> SOURCE DATA
start
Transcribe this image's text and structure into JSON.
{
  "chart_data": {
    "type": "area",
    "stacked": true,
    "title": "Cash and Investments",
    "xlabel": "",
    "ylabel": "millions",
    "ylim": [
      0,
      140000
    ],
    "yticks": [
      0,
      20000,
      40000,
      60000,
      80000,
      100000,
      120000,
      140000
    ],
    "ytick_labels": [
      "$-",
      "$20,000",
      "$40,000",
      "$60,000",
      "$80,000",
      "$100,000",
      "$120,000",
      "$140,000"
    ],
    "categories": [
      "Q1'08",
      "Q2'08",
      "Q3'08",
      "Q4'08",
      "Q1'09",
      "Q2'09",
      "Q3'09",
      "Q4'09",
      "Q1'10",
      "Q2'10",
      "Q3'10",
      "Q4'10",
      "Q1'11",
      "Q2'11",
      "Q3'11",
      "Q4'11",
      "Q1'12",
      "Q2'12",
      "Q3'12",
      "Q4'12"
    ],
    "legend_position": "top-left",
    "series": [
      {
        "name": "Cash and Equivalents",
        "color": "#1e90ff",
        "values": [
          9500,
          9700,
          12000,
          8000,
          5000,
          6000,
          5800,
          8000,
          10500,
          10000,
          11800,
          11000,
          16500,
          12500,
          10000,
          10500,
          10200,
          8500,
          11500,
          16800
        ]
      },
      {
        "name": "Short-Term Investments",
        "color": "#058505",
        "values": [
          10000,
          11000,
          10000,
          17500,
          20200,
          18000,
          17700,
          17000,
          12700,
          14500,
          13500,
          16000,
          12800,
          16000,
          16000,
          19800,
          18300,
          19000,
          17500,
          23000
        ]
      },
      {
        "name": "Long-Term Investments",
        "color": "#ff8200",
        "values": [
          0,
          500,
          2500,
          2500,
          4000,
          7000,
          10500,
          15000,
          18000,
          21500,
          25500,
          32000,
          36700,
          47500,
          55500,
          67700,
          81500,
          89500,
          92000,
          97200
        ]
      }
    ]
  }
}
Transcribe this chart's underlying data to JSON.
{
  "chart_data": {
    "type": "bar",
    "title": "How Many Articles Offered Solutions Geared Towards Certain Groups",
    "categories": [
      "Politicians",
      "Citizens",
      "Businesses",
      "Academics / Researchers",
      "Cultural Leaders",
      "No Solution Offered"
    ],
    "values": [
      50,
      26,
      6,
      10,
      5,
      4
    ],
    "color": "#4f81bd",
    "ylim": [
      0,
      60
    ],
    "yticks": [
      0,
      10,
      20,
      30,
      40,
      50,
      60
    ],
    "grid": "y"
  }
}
end
> PROBLEM DESCRIPTION
Repeat exactly, and only, the lines from the line containing "Transcribe this chart's" through the last line of the records above, both included.

> TASK RESPONSE
Transcribe this chart's underlying data to JSON.
{
  "chart_data": {
    "type": "bar",
    "title": "How Many Articles Offered Solutions Geared Towards Certain Groups",
    "categories": [
      "Politicians",
      "Citizens",
      "Businesses",
      "Academics / Researchers",
      "Cultural Leaders",
      "No Solution Offered"
    ],
    "values": [
      50,
      26,
      6,
      10,
      5,
      4
    ],
    "color": "#4f81bd",
    "ylim": [
      0,
      60
    ],
    "yticks": [
      0,
      10,
      20,
      30,
      40,
      50,
      60
    ],
    "grid": "y"
  }
}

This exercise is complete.